- [Input material]:
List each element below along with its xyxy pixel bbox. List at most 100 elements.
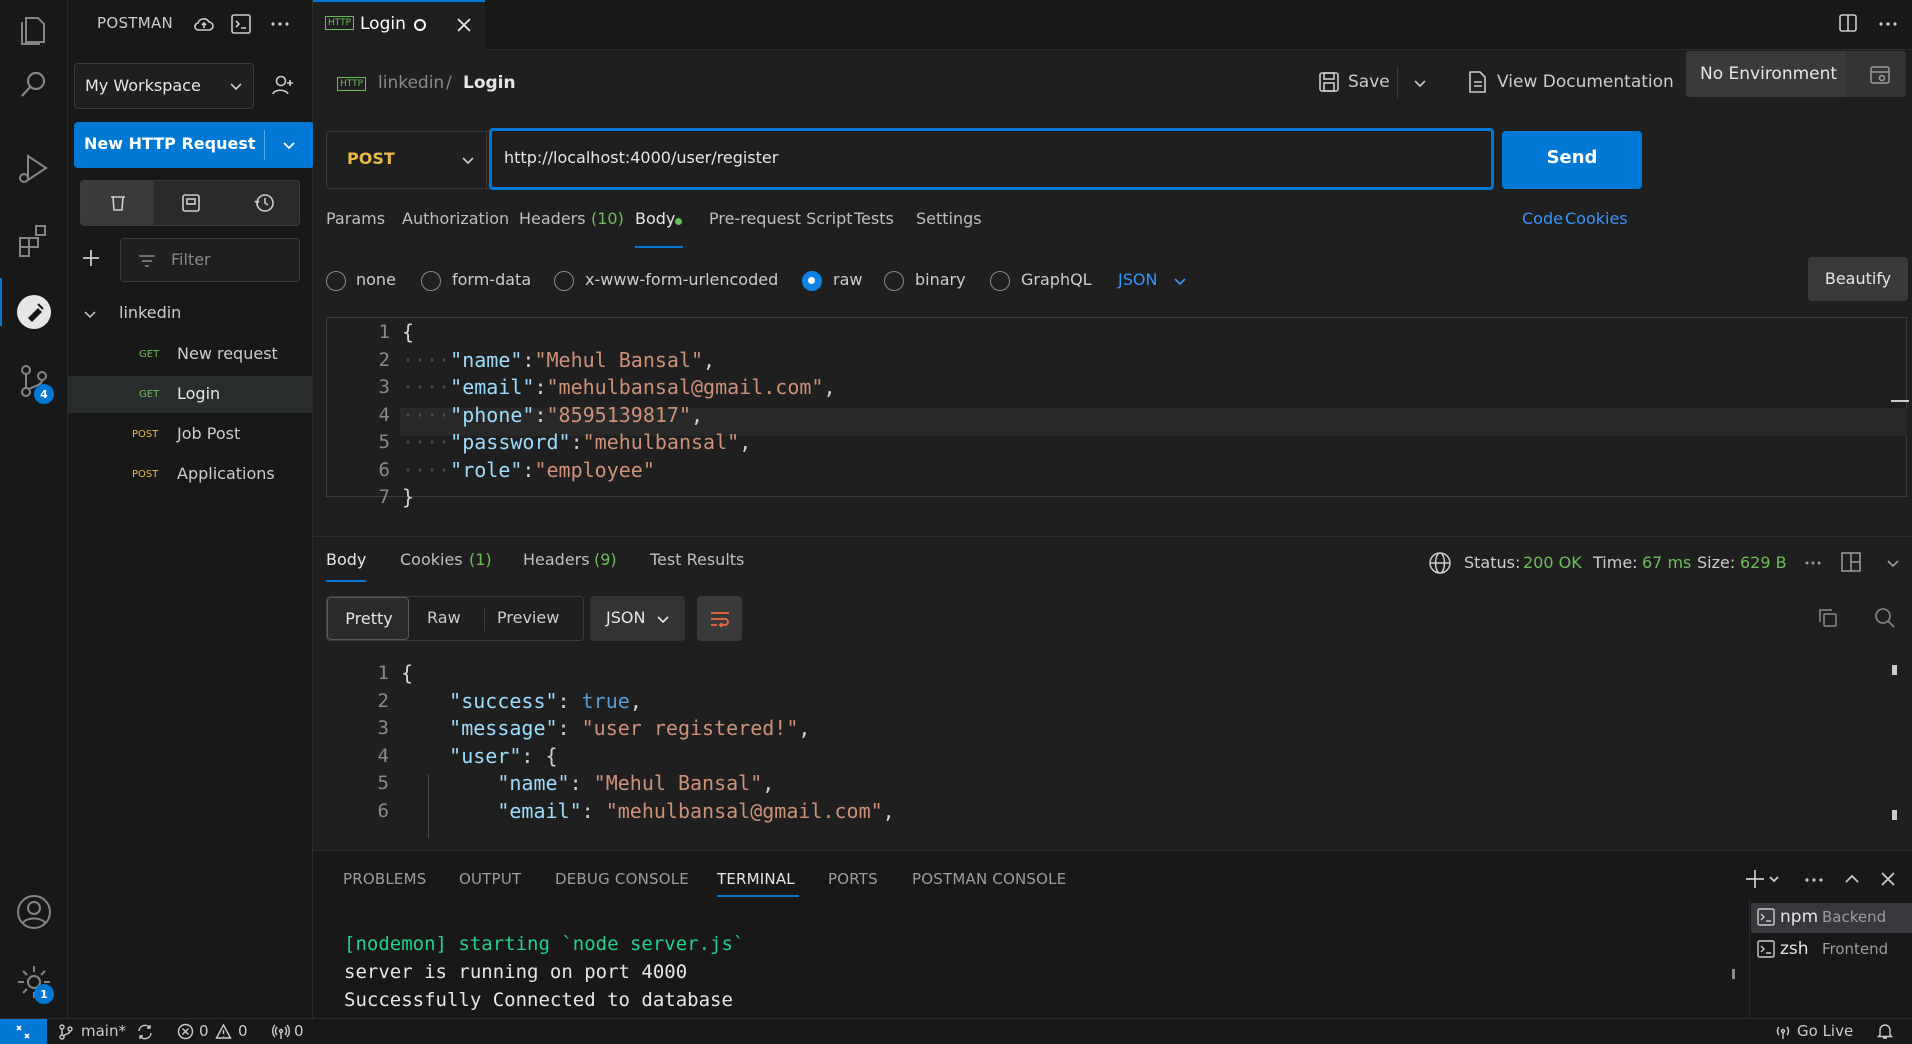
radio-binary[interactable]: [884, 271, 904, 291]
status-value[interactable]: 200 OK: [1523, 553, 1582, 572]
environment-select[interactable]: No Environment: [1686, 51, 1906, 97]
radio-none[interactable]: [326, 271, 346, 291]
save-button[interactable]: Save: [1348, 72, 1390, 92]
url-input[interactable]: http://localhost:4000/user/register: [489, 128, 1494, 190]
extensions-icon[interactable]: [14, 220, 54, 260]
radio-urlencoded[interactable]: [554, 271, 574, 291]
request-item[interactable]: POST Job Post: [68, 417, 312, 453]
more-options-icon[interactable]: [1802, 552, 1824, 574]
new-terminal-icon[interactable]: [1744, 867, 1784, 891]
search-icon[interactable]: [1873, 606, 1897, 630]
workspace-select[interactable]: My Workspace: [74, 63, 254, 109]
send-button[interactable]: Send: [1502, 131, 1642, 189]
code-link[interactable]: Code: [1522, 209, 1563, 228]
environments-icon[interactable]: [180, 192, 202, 214]
terminal-instance-backend[interactable]: npm Backend: [1751, 903, 1912, 933]
tab-body[interactable]: Body: [635, 209, 675, 228]
save-icon[interactable]: [1317, 70, 1341, 94]
radio-form-data[interactable]: [421, 271, 441, 291]
run-debug-icon[interactable]: [14, 148, 54, 188]
panel-tab-problems[interactable]: PROBLEMS: [343, 870, 426, 888]
branch-name[interactable]: main*: [81, 1022, 126, 1040]
cloud-sync-icon[interactable]: [192, 12, 216, 36]
size-value[interactable]: 629 B: [1740, 553, 1787, 572]
sync-icon[interactable]: [136, 1023, 154, 1041]
cookies-link[interactable]: Cookies: [1565, 209, 1628, 228]
tab-pre-request-script[interactable]: Pre-request Script: [709, 209, 853, 228]
tab-params[interactable]: Params: [326, 209, 385, 228]
history-icon[interactable]: [253, 192, 275, 214]
request-body-editor[interactable]: 1 2 3 4 5 6 7 { ····"name":"Mehul Bansal…: [326, 317, 1909, 509]
raw-format-select[interactable]: JSON: [1118, 270, 1157, 289]
panel-tab-postman-console[interactable]: POSTMAN CONSOLE: [912, 870, 1066, 888]
view-mode-preview[interactable]: Preview: [497, 608, 559, 627]
add-collection-icon[interactable]: [80, 247, 102, 269]
scrollbar-thumb[interactable]: [1892, 810, 1897, 820]
postman-icon[interactable]: [14, 292, 54, 332]
remote-indicator[interactable]: [0, 1019, 47, 1044]
maximize-panel-icon[interactable]: [1842, 869, 1862, 889]
panel-tab-ports[interactable]: PORTS: [828, 870, 878, 888]
time-value[interactable]: 67 ms: [1642, 553, 1691, 572]
view-mode-raw[interactable]: Raw: [427, 608, 461, 627]
account-icon[interactable]: [14, 892, 54, 932]
radio-graphql[interactable]: [990, 271, 1010, 291]
scrollbar-thumb[interactable]: [1892, 665, 1897, 675]
view-mode-pretty[interactable]: Pretty: [327, 597, 409, 640]
response-tab-body[interactable]: Body: [326, 550, 366, 569]
terminal-icon[interactable]: [229, 12, 253, 36]
response-format-select[interactable]: JSON: [590, 596, 685, 641]
ports-broadcast-icon[interactable]: [272, 1023, 290, 1041]
panel-tab-output[interactable]: OUTPUT: [459, 870, 521, 888]
response-tab-headers[interactable]: Headers: [523, 550, 590, 569]
copy-icon[interactable]: [1816, 606, 1840, 630]
terminal-instance-frontend[interactable]: zsh Frontend: [1751, 935, 1912, 965]
method-select[interactable]: POST: [327, 132, 487, 188]
warning-icon[interactable]: [215, 1023, 232, 1040]
panel-tab-debug-console[interactable]: DEBUG CONSOLE: [555, 870, 689, 888]
beautify-button[interactable]: Beautify: [1808, 257, 1908, 301]
collections-icon[interactable]: [107, 192, 129, 214]
tab-authorization[interactable]: Authorization: [402, 209, 509, 228]
collapse-chevron-icon[interactable]: [82, 306, 98, 322]
go-live-button[interactable]: Go Live: [1797, 1022, 1853, 1040]
search-icon[interactable]: [14, 64, 54, 104]
add-user-icon[interactable]: [270, 72, 296, 98]
close-icon[interactable]: [455, 16, 473, 34]
active-panel-underline: [717, 895, 799, 897]
request-item[interactable]: POST Applications: [68, 457, 312, 493]
radio-raw[interactable]: [802, 271, 822, 291]
wrap-lines-button[interactable]: [697, 596, 742, 641]
response-tab-cookies[interactable]: Cookies: [400, 550, 463, 569]
tab-login[interactable]: HTTP Login: [313, 0, 485, 50]
document-icon[interactable]: [1466, 70, 1488, 94]
close-panel-icon[interactable]: [1878, 869, 1898, 889]
tab-settings[interactable]: Settings: [916, 209, 982, 228]
chevron-down-icon[interactable]: [1171, 272, 1189, 290]
collapse-response-icon[interactable]: [1884, 554, 1902, 572]
collection-linkedin[interactable]: linkedin: [119, 303, 181, 322]
notifications-bell-icon[interactable]: [1876, 1022, 1894, 1040]
terminal-line: [nodemon] starting `node server.js`: [344, 933, 745, 955]
layout-toggle-icon[interactable]: [1839, 550, 1863, 574]
error-icon[interactable]: [177, 1023, 194, 1040]
explorer-icon[interactable]: [14, 10, 54, 50]
breadcrumb-collection[interactable]: linkedin: [378, 73, 444, 93]
response-tab-test-results[interactable]: Test Results: [650, 550, 744, 569]
chevron-down-icon[interactable]: [1411, 74, 1429, 92]
new-http-request-button[interactable]: New HTTP Request: [74, 122, 314, 168]
filter-input[interactable]: Filter: [120, 238, 300, 282]
more-actions-icon[interactable]: [1876, 12, 1900, 36]
response-body-viewer[interactable]: 1 2 3 4 5 6 { "success": true, "message"…: [326, 660, 1907, 838]
more-actions-icon[interactable]: [268, 12, 292, 36]
view-documentation-button[interactable]: View Documentation: [1497, 72, 1674, 92]
request-item-selected[interactable]: GET Login: [68, 376, 312, 413]
panel-tab-terminal[interactable]: TERMINAL: [717, 870, 795, 888]
more-actions-icon[interactable]: [1803, 869, 1825, 891]
environment-quick-look-icon[interactable]: [1868, 63, 1892, 87]
request-item[interactable]: GET New request: [68, 337, 312, 373]
chevron-down-icon[interactable]: [280, 136, 298, 154]
tab-headers[interactable]: Headers: [519, 209, 586, 228]
tab-tests[interactable]: Tests: [854, 209, 894, 228]
split-editor-icon[interactable]: [1837, 12, 1859, 34]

- [Task details]:
Copy every line of the rows above verbatim, leaving out the picture.

- [Response to the task]:
List each element below along with its xyxy pixel bbox. List at most 100 elements.
radio-binary[interactable]: [884, 271, 904, 291]
status-value[interactable]: 200 OK: [1523, 553, 1582, 572]
environment-select[interactable]: No Environment: [1686, 51, 1906, 97]
radio-none[interactable]: [326, 271, 346, 291]
save-button[interactable]: Save: [1348, 72, 1390, 92]
url-input[interactable]: http://localhost:4000/user/register: [489, 128, 1494, 190]
extensions-icon[interactable]: [14, 220, 54, 260]
radio-urlencoded[interactable]: [554, 271, 574, 291]
request-item[interactable]: POST Job Post: [68, 417, 312, 453]
more-options-icon[interactable]: [1802, 552, 1824, 574]
new-terminal-icon[interactable]: [1744, 867, 1784, 891]
search-icon[interactable]: [1873, 606, 1897, 630]
workspace-select[interactable]: My Workspace: [74, 63, 254, 109]
send-button[interactable]: Send: [1502, 131, 1642, 189]
code-link[interactable]: Code: [1522, 209, 1563, 228]
environments-icon[interactable]: [180, 192, 202, 214]
terminal-instance-backend[interactable]: npm Backend: [1751, 903, 1912, 933]
tab-body[interactable]: Body: [635, 209, 675, 228]
save-icon[interactable]: [1317, 70, 1341, 94]
radio-form-data[interactable]: [421, 271, 441, 291]
run-debug-icon[interactable]: [14, 148, 54, 188]
panel-tab-problems[interactable]: PROBLEMS: [343, 870, 426, 888]
branch-name[interactable]: main*: [81, 1022, 126, 1040]
cloud-sync-icon[interactable]: [192, 12, 216, 36]
size-value[interactable]: 629 B: [1740, 553, 1787, 572]
sync-icon[interactable]: [136, 1023, 154, 1041]
cookies-link[interactable]: Cookies: [1565, 209, 1628, 228]
tab-pre-request-script[interactable]: Pre-request Script: [709, 209, 853, 228]
tab-params[interactable]: Params: [326, 209, 385, 228]
history-icon[interactable]: [253, 192, 275, 214]
request-body-editor[interactable]: 1 2 3 4 5 6 7 { ····"name":"Mehul Bansal…: [326, 317, 1909, 509]
raw-format-select[interactable]: JSON: [1118, 270, 1157, 289]
panel-tab-postman-console[interactable]: POSTMAN CONSOLE: [912, 870, 1066, 888]
view-mode-preview[interactable]: Preview: [497, 608, 559, 627]
add-collection-icon[interactable]: [80, 247, 102, 269]
scrollbar-thumb[interactable]: [1892, 810, 1897, 820]
postman-icon[interactable]: [14, 292, 54, 332]
remote-indicator[interactable]: [0, 1019, 47, 1044]
maximize-panel-icon[interactable]: [1842, 869, 1862, 889]
panel-tab-ports[interactable]: PORTS: [828, 870, 878, 888]
time-value[interactable]: 67 ms: [1642, 553, 1691, 572]
view-mode-raw[interactable]: Raw: [427, 608, 461, 627]
account-icon[interactable]: [14, 892, 54, 932]
radio-graphql[interactable]: [990, 271, 1010, 291]
scrollbar-thumb[interactable]: [1892, 665, 1897, 675]
view-mode-pretty[interactable]: Pretty: [327, 597, 409, 640]
response-tab-body[interactable]: Body: [326, 550, 366, 569]
terminal-icon[interactable]: [229, 12, 253, 36]
response-format-select[interactable]: JSON: [590, 596, 685, 641]
ports-broadcast-icon[interactable]: [272, 1023, 290, 1041]
panel-tab-output[interactable]: OUTPUT: [459, 870, 521, 888]
response-tab-headers[interactable]: Headers: [523, 550, 590, 569]
copy-icon[interactable]: [1816, 606, 1840, 630]
terminal-instance-frontend[interactable]: zsh Frontend: [1751, 935, 1912, 965]
method-select[interactable]: POST: [327, 132, 487, 188]
warning-icon[interactable]: [215, 1023, 232, 1040]
panel-tab-debug-console[interactable]: DEBUG CONSOLE: [555, 870, 689, 888]
beautify-button[interactable]: Beautify: [1808, 257, 1908, 301]
collections-icon[interactable]: [107, 192, 129, 214]
tab-authorization[interactable]: Authorization: [402, 209, 509, 228]
collapse-chevron-icon[interactable]: [82, 306, 98, 322]
go-live-button[interactable]: Go Live: [1797, 1022, 1853, 1040]
search-icon[interactable]: [14, 64, 54, 104]
add-user-icon[interactable]: [270, 72, 296, 98]
close-icon[interactable]: [455, 16, 473, 34]
active-panel-underline: [717, 895, 799, 897]
request-item[interactable]: POST Applications: [68, 457, 312, 493]
radio-raw[interactable]: [802, 271, 822, 291]
wrap-lines-button[interactable]: [697, 596, 742, 641]
response-tab-cookies[interactable]: Cookies: [400, 550, 463, 569]
tab-login[interactable]: HTTP Login: [313, 0, 485, 50]
document-icon[interactable]: [1466, 70, 1488, 94]
close-panel-icon[interactable]: [1878, 869, 1898, 889]
tab-settings[interactable]: Settings: [916, 209, 982, 228]
chevron-down-icon[interactable]: [1171, 272, 1189, 290]
collapse-response-icon[interactable]: [1884, 554, 1902, 572]
collection-linkedin[interactable]: linkedin: [119, 303, 181, 322]
notifications-bell-icon[interactable]: [1876, 1022, 1894, 1040]
terminal-line: [nodemon] starting `node server.js`: [344, 933, 745, 955]
layout-toggle-icon[interactable]: [1839, 550, 1863, 574]
error-icon[interactable]: [177, 1023, 194, 1040]
explorer-icon[interactable]: [14, 10, 54, 50]
breadcrumb-collection[interactable]: linkedin: [378, 73, 444, 93]
response-tab-test-results[interactable]: Test Results: [650, 550, 744, 569]
chevron-down-icon[interactable]: [1411, 74, 1429, 92]
new-http-request-button[interactable]: New HTTP Request: [74, 122, 314, 168]
filter-input[interactable]: Filter: [120, 238, 300, 282]
more-actions-icon[interactable]: [1876, 12, 1900, 36]
response-body-viewer[interactable]: 1 2 3 4 5 6 { "success": true, "message"…: [326, 660, 1907, 838]
more-actions-icon[interactable]: [268, 12, 292, 36]
view-documentation-button[interactable]: View Documentation: [1497, 72, 1674, 92]
request-item-selected[interactable]: GET Login: [68, 376, 312, 413]
panel-tab-terminal[interactable]: TERMINAL: [717, 870, 795, 888]
more-actions-icon[interactable]: [1803, 869, 1825, 891]
environment-quick-look-icon[interactable]: [1868, 63, 1892, 87]
request-item[interactable]: GET New request: [68, 337, 312, 373]
chevron-down-icon[interactable]: [280, 136, 298, 154]
tab-headers[interactable]: Headers: [519, 209, 586, 228]
tab-tests[interactable]: Tests: [854, 209, 894, 228]
split-editor-icon[interactable]: [1837, 12, 1859, 34]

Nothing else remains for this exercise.